— Begin Data for processing —

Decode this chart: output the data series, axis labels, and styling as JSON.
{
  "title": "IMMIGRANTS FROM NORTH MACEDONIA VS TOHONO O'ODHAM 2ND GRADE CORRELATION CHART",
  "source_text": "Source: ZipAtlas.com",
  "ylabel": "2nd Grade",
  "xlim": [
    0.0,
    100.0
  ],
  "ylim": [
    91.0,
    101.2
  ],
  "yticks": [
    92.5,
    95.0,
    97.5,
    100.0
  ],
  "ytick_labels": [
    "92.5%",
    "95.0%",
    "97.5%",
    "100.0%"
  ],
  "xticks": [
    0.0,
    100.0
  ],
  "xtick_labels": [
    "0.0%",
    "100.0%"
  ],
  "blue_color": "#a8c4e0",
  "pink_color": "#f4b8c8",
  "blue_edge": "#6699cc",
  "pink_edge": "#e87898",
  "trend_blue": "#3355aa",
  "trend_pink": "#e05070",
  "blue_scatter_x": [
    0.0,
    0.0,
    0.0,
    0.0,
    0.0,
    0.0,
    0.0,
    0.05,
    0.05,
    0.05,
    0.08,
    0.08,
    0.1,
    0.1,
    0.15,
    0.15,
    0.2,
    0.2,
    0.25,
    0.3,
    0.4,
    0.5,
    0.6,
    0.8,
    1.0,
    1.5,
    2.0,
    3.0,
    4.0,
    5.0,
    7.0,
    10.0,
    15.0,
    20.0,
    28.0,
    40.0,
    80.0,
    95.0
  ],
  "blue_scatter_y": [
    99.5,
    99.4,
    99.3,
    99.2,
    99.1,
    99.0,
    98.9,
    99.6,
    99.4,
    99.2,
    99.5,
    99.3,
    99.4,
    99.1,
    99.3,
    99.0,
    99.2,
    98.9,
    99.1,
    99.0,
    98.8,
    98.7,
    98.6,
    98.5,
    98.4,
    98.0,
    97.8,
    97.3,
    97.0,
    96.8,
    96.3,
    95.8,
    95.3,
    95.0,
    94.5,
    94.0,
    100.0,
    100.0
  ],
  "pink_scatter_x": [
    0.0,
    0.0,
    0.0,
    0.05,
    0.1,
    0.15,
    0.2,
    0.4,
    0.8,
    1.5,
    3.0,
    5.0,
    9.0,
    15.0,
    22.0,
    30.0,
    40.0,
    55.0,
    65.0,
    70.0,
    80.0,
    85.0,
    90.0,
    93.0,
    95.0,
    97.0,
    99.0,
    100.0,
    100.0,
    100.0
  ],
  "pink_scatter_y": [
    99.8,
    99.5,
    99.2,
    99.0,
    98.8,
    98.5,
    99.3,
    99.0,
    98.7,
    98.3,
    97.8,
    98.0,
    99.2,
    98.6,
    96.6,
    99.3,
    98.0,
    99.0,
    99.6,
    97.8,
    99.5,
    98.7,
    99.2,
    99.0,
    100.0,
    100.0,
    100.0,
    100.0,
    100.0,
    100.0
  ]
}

— End Data for processing —

Challenge:
Give an exact copy of all the data shown above.

Expected output:
Decode this chart: output the data series, axis labels, and styling as JSON.
{
  "title": "IMMIGRANTS FROM NORTH MACEDONIA VS TOHONO O'ODHAM 2ND GRADE CORRELATION CHART",
  "source_text": "Source: ZipAtlas.com",
  "ylabel": "2nd Grade",
  "xlim": [
    0.0,
    100.0
  ],
  "ylim": [
    91.0,
    101.2
  ],
  "yticks": [
    92.5,
    95.0,
    97.5,
    100.0
  ],
  "ytick_labels": [
    "92.5%",
    "95.0%",
    "97.5%",
    "100.0%"
  ],
  "xticks": [
    0.0,
    100.0
  ],
  "xtick_labels": [
    "0.0%",
    "100.0%"
  ],
  "blue_color": "#a8c4e0",
  "pink_color": "#f4b8c8",
  "blue_edge": "#6699cc",
  "pink_edge": "#e87898",
  "trend_blue": "#3355aa",
  "trend_pink": "#e05070",
  "blue_scatter_x": [
    0.0,
    0.0,
    0.0,
    0.0,
    0.0,
    0.0,
    0.0,
    0.05,
    0.05,
    0.05,
    0.08,
    0.08,
    0.1,
    0.1,
    0.15,
    0.15,
    0.2,
    0.2,
    0.25,
    0.3,
    0.4,
    0.5,
    0.6,
    0.8,
    1.0,
    1.5,
    2.0,
    3.0,
    4.0,
    5.0,
    7.0,
    10.0,
    15.0,
    20.0,
    28.0,
    40.0,
    80.0,
    95.0
  ],
  "blue_scatter_y": [
    99.5,
    99.4,
    99.3,
    99.2,
    99.1,
    99.0,
    98.9,
    99.6,
    99.4,
    99.2,
    99.5,
    99.3,
    99.4,
    99.1,
    99.3,
    99.0,
    99.2,
    98.9,
    99.1,
    99.0,
    98.8,
    98.7,
    98.6,
    98.5,
    98.4,
    98.0,
    97.8,
    97.3,
    97.0,
    96.8,
    96.3,
    95.8,
    95.3,
    95.0,
    94.5,
    94.0,
    100.0,
    100.0
  ],
  "pink_scatter_x": [
    0.0,
    0.0,
    0.0,
    0.05,
    0.1,
    0.15,
    0.2,
    0.4,
    0.8,
    1.5,
    3.0,
    5.0,
    9.0,
    15.0,
    22.0,
    30.0,
    40.0,
    55.0,
    65.0,
    70.0,
    80.0,
    85.0,
    90.0,
    93.0,
    95.0,
    97.0,
    99.0,
    100.0,
    100.0,
    100.0
  ],
  "pink_scatter_y": [
    99.8,
    99.5,
    99.2,
    99.0,
    98.8,
    98.5,
    99.3,
    99.0,
    98.7,
    98.3,
    97.8,
    98.0,
    99.2,
    98.6,
    96.6,
    99.3,
    98.0,
    99.0,
    99.6,
    97.8,
    99.5,
    98.7,
    99.2,
    99.0,
    100.0,
    100.0,
    100.0,
    100.0,
    100.0,
    100.0
  ]
}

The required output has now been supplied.